» **STATED PROBLEM**:
Identify the lines in the data below that contain "JSON" and give only how many there are.
......
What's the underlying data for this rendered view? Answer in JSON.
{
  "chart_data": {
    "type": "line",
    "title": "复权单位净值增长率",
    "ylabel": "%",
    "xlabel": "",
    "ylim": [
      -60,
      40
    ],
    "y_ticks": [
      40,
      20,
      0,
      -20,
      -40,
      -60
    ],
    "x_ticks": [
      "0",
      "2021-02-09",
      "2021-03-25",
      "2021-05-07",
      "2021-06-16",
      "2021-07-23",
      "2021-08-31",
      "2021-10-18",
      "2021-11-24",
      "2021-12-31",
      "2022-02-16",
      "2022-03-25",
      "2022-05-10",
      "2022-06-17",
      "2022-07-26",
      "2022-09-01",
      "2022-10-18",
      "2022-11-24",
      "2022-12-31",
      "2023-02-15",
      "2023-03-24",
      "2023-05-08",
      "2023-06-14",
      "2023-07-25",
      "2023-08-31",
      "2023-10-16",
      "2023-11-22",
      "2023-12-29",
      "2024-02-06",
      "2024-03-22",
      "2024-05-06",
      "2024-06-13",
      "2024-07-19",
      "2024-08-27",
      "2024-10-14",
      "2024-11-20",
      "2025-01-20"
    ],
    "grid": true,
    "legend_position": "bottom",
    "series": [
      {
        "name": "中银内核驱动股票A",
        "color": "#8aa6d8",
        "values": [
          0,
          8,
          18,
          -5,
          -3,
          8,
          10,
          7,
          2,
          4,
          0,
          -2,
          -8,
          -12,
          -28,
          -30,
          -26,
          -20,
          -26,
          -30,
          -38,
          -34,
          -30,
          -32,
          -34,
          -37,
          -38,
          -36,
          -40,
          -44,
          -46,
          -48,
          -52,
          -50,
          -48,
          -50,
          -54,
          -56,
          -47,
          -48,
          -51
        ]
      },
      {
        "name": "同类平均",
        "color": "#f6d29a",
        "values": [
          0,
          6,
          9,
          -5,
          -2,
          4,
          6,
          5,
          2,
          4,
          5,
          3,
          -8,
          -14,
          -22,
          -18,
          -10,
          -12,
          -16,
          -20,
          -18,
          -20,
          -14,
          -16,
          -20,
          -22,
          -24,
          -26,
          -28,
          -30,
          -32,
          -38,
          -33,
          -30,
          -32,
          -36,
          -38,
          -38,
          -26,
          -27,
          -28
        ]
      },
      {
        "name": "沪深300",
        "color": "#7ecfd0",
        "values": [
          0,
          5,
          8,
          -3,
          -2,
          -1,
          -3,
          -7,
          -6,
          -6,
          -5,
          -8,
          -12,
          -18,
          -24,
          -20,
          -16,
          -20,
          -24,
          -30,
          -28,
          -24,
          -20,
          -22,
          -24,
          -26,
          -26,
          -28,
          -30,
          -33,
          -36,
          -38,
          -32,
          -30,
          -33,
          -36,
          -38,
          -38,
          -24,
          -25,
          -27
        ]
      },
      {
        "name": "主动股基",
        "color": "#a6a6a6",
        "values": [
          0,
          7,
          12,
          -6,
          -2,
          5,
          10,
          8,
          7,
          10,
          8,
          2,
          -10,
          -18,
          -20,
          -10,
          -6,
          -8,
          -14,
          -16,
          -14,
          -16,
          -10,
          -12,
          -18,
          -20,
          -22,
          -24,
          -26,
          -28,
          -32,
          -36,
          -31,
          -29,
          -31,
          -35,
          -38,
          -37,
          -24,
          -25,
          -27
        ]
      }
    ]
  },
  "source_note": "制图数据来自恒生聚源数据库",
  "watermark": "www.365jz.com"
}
......
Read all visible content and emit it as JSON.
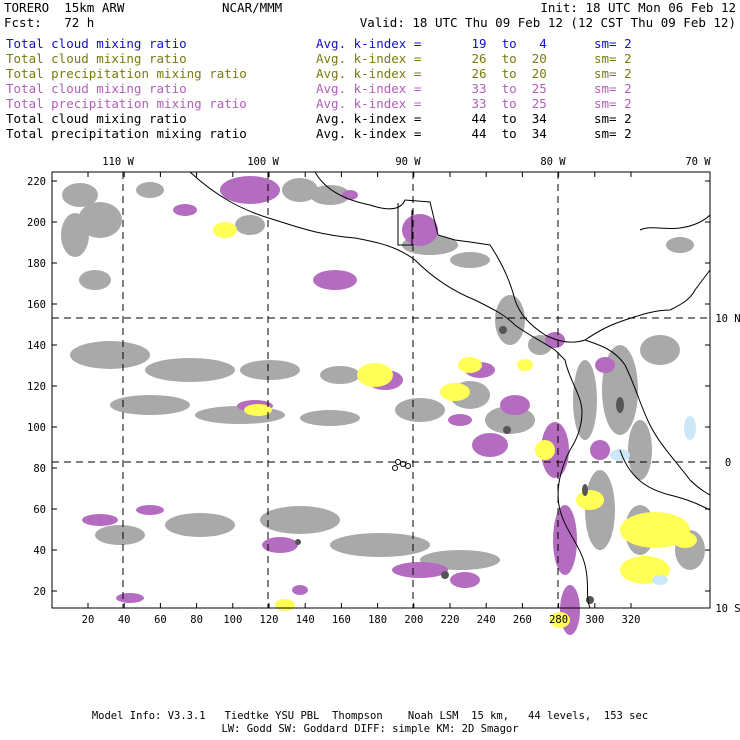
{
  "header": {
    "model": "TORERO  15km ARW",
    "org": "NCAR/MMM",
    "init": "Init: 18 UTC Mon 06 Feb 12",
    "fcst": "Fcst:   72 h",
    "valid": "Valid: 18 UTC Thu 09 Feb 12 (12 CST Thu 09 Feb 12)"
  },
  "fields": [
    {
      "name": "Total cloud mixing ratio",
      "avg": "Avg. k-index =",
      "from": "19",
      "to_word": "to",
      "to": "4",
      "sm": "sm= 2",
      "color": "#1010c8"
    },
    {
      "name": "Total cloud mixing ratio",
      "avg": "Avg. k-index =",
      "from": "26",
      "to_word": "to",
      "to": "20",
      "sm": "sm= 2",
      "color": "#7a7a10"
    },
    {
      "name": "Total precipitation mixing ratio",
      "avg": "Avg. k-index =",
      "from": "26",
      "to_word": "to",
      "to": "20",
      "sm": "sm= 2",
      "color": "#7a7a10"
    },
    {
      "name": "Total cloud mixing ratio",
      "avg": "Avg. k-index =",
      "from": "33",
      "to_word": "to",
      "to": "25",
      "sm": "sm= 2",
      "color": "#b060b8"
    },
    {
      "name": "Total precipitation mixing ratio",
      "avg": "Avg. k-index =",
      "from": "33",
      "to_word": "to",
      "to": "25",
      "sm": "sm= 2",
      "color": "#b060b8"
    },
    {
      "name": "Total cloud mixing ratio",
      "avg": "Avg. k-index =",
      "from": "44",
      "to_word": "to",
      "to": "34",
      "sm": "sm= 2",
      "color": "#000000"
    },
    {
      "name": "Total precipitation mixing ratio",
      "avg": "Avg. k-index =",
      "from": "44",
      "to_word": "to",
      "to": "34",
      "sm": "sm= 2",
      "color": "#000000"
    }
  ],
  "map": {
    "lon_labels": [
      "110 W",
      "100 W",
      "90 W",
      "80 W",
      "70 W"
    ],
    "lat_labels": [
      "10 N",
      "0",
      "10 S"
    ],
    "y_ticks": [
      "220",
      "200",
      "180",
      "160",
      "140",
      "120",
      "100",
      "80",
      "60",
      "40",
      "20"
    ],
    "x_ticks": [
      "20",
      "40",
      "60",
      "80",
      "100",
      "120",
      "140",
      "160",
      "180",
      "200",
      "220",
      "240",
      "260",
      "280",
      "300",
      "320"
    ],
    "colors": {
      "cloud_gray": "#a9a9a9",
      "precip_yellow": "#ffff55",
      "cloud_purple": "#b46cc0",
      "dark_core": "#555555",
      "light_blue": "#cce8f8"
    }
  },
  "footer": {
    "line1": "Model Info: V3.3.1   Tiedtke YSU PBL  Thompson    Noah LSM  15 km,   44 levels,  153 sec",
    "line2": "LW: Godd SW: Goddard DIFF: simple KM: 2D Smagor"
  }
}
......
» **PROBLEM SOLUTION**:
2